» **Written instruction**:
Would you pull out every line of the material that contains the string "которой"?

» **Rows**:
********

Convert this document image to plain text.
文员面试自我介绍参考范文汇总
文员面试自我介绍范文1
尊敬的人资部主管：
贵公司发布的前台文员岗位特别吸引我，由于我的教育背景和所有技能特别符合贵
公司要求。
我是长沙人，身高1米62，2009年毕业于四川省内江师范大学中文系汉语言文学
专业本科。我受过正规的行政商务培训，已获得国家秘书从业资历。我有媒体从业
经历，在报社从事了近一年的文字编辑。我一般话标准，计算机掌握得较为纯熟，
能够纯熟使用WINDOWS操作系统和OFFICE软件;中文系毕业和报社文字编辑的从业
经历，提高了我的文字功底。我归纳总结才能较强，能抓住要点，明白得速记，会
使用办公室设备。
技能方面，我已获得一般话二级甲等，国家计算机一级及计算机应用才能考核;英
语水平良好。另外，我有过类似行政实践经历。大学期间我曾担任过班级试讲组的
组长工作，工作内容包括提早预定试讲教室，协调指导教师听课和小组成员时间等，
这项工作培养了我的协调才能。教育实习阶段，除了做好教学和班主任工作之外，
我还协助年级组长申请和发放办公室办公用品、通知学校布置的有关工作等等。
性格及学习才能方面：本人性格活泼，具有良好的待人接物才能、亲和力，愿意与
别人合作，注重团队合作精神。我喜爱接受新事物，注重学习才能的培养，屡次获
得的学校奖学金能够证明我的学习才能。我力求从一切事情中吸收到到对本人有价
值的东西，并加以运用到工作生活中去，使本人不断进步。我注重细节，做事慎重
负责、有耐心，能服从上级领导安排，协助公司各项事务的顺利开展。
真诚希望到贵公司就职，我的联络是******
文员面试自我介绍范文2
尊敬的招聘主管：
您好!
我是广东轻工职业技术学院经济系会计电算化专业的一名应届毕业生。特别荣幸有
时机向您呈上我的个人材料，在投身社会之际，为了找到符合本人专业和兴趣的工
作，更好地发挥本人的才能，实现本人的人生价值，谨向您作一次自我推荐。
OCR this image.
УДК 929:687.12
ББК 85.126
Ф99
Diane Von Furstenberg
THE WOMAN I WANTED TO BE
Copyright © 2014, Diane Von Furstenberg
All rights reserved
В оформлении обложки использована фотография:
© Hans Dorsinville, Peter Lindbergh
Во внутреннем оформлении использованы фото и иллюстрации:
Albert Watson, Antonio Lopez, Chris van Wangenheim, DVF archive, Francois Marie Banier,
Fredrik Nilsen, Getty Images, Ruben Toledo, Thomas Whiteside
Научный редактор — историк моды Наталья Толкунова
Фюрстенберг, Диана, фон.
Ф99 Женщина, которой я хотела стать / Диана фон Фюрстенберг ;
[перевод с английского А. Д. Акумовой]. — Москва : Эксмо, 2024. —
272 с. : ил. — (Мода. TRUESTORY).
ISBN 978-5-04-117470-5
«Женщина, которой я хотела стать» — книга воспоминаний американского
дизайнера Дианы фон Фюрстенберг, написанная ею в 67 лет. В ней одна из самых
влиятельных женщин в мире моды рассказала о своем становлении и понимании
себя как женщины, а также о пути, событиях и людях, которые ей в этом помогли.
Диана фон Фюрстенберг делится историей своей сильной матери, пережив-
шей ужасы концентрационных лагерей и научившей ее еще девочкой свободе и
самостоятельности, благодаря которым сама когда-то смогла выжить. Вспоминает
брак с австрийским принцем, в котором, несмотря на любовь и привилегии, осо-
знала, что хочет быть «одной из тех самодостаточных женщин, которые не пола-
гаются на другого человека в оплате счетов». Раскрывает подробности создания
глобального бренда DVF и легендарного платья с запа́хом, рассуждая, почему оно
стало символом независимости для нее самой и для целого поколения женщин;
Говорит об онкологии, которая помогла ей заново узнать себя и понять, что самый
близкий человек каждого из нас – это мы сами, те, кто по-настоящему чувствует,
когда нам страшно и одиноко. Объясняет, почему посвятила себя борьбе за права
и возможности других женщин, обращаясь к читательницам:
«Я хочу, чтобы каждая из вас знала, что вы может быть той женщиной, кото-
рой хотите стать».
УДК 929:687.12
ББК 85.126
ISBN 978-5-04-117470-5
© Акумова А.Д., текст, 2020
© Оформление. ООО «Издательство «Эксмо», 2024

********

» **The result**:
Ф99 Женщина, которой я хотела стать / Диана фон Фюрстенберг ;
«Женщина, которой я хотела стать» — книга воспоминаний американского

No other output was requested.